• MATERIAL FOR THIS EXERCISE:

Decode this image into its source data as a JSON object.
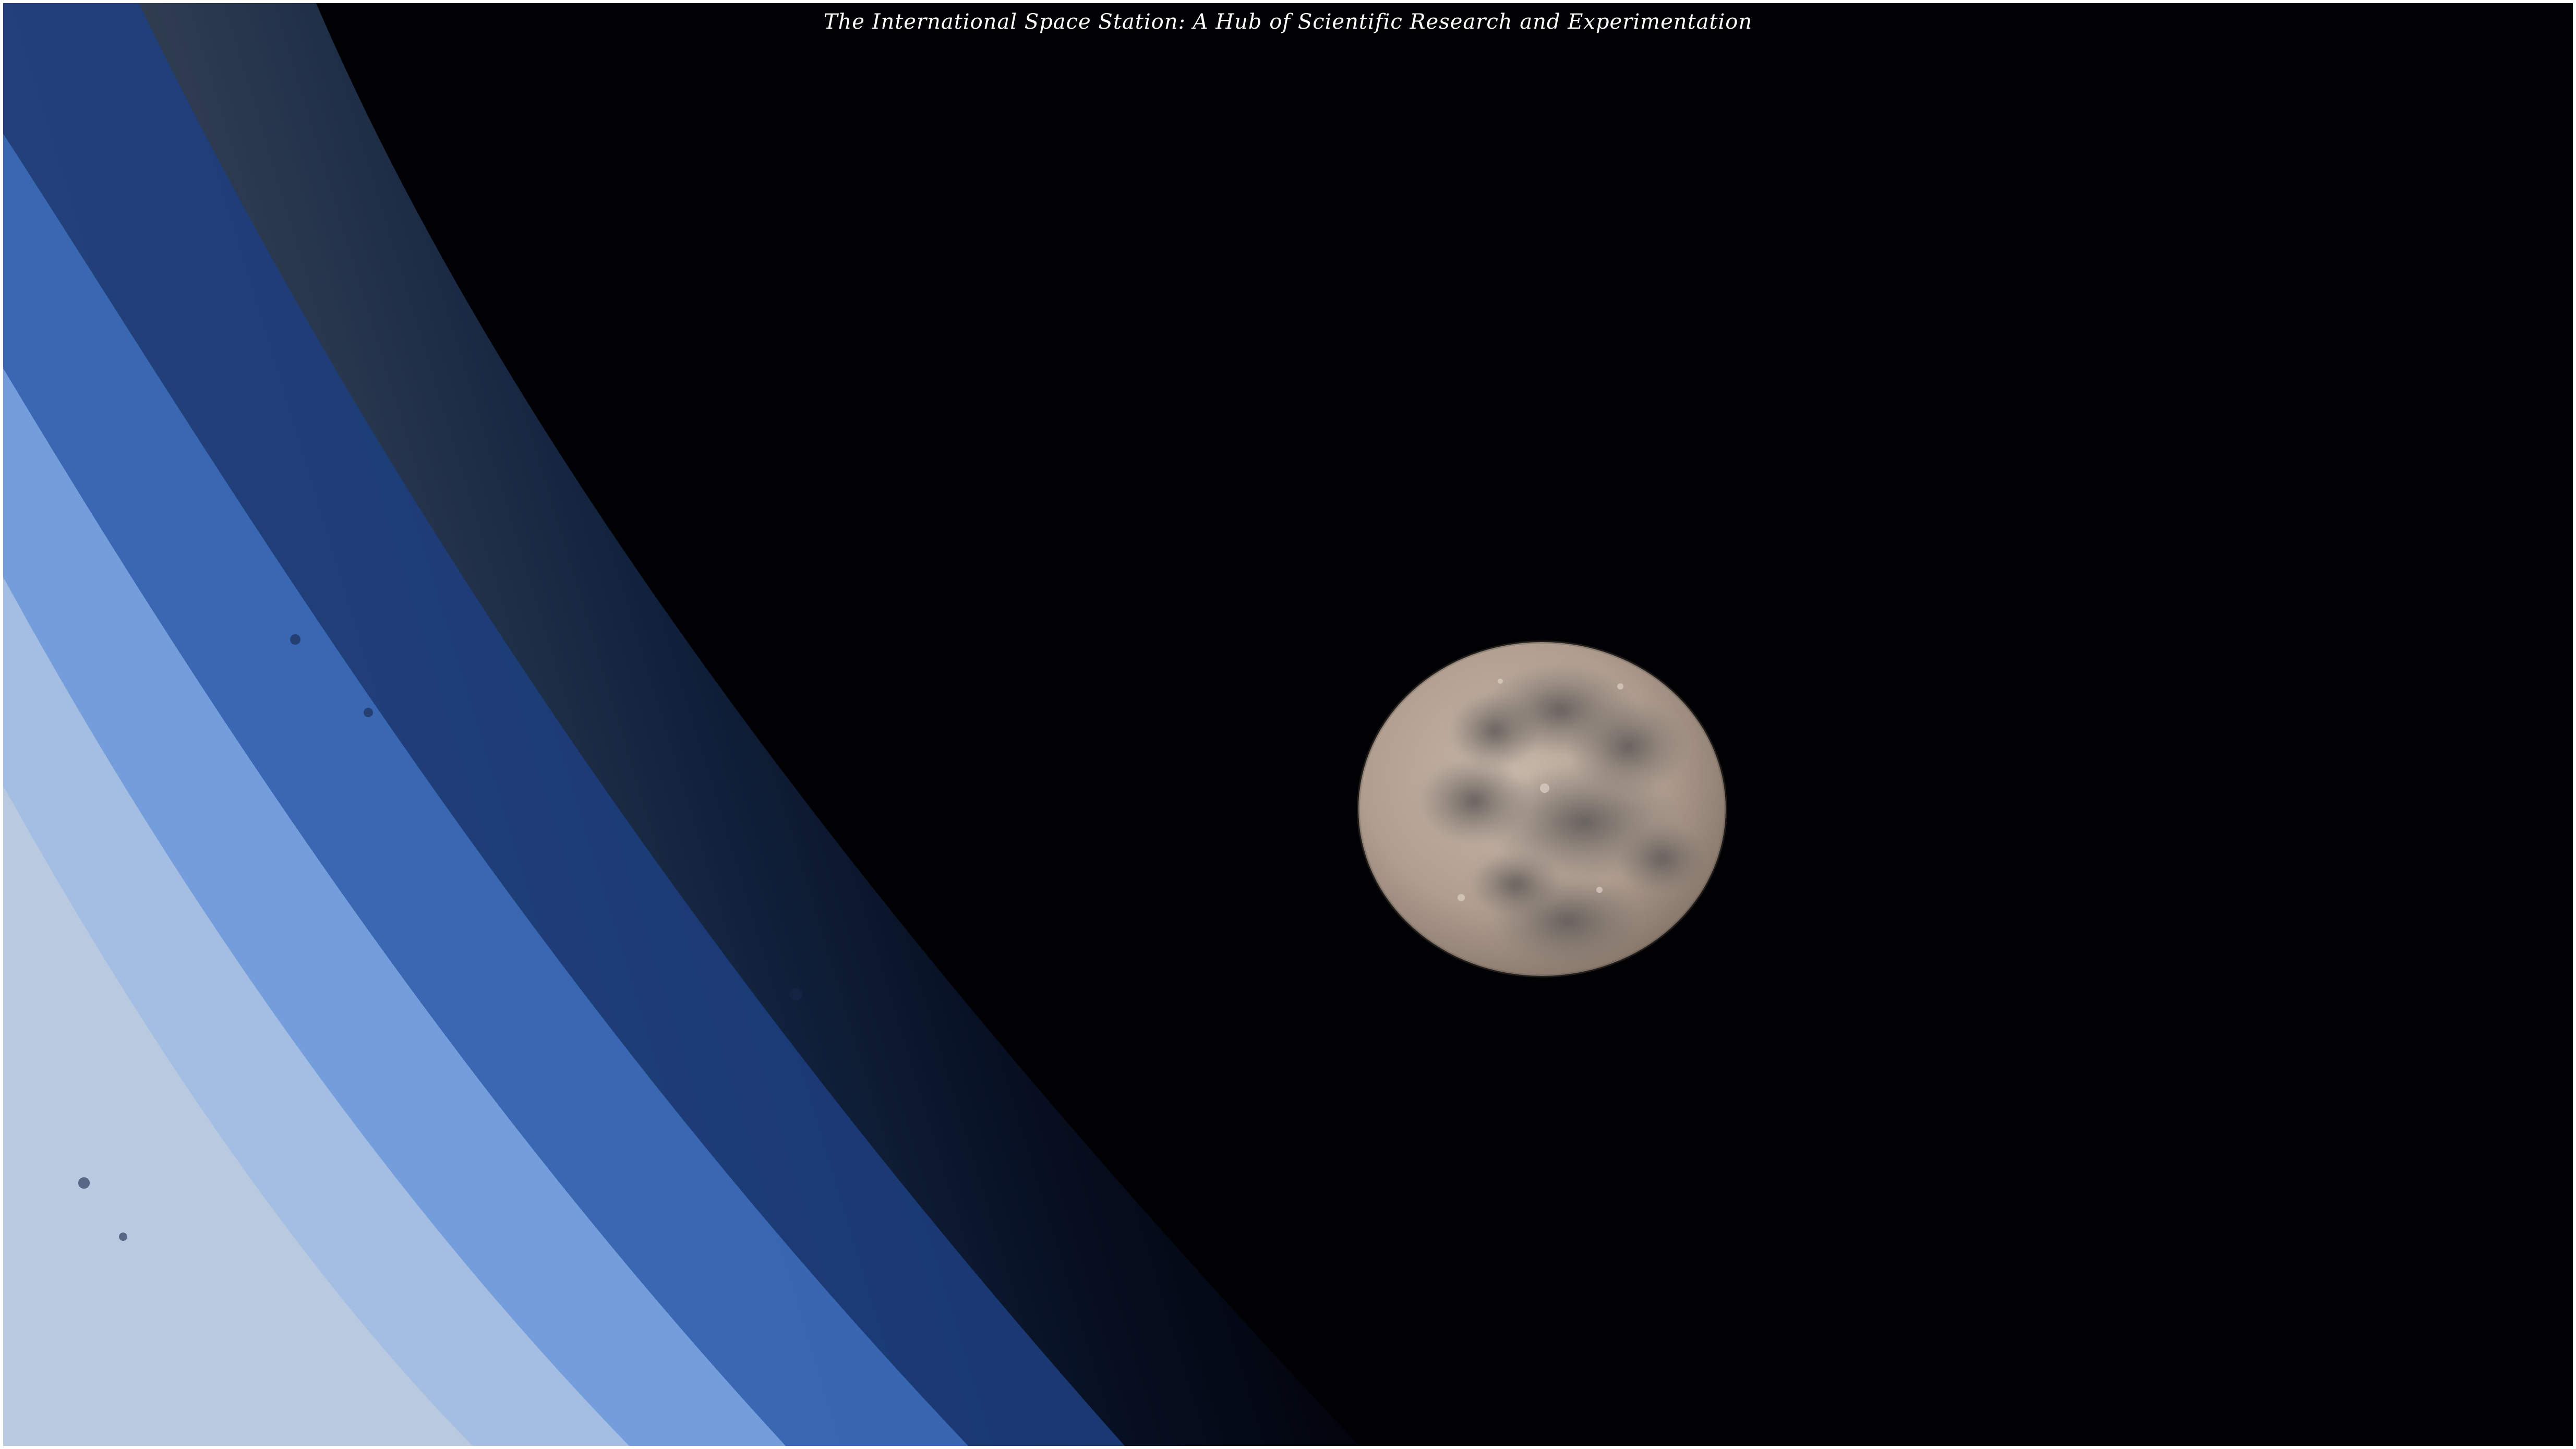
{
  "caption": "The International Space Station: A Hub of Scientific Research and Experimentation",
  "scene": {
    "subjects": [
      "earth-limb",
      "atmosphere-glow",
      "full-moon",
      "space"
    ],
    "colors": {
      "space": "#010103",
      "atmosphere_inner": "#b7c9e6",
      "atmosphere_mid": "#6f9ad8",
      "atmosphere_outer": "#1b3f7a",
      "moon_highlands": "#b4a496",
      "moon_maria": "#6e6864",
      "frame": "#ffffff"
    }
  }
}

• EXERCISE AIM: Copy each line of the records precisely and drop any images they hold.

• FINISHED TASK:
Decode this image into its source data as a JSON object.
{
  "caption": "The International Space Station: A Hub of Scientific Research and Experimentation",
  "scene": {
    "subjects": [
      "earth-limb",
      "atmosphere-glow",
      "full-moon",
      "space"
    ],
    "colors": {
      "space": "#010103",
      "atmosphere_inner": "#b7c9e6",
      "atmosphere_mid": "#6f9ad8",
      "atmosphere_outer": "#1b3f7a",
      "moon_highlands": "#b4a496",
      "moon_maria": "#6e6864",
      "frame": "#ffffff"
    }
  }
}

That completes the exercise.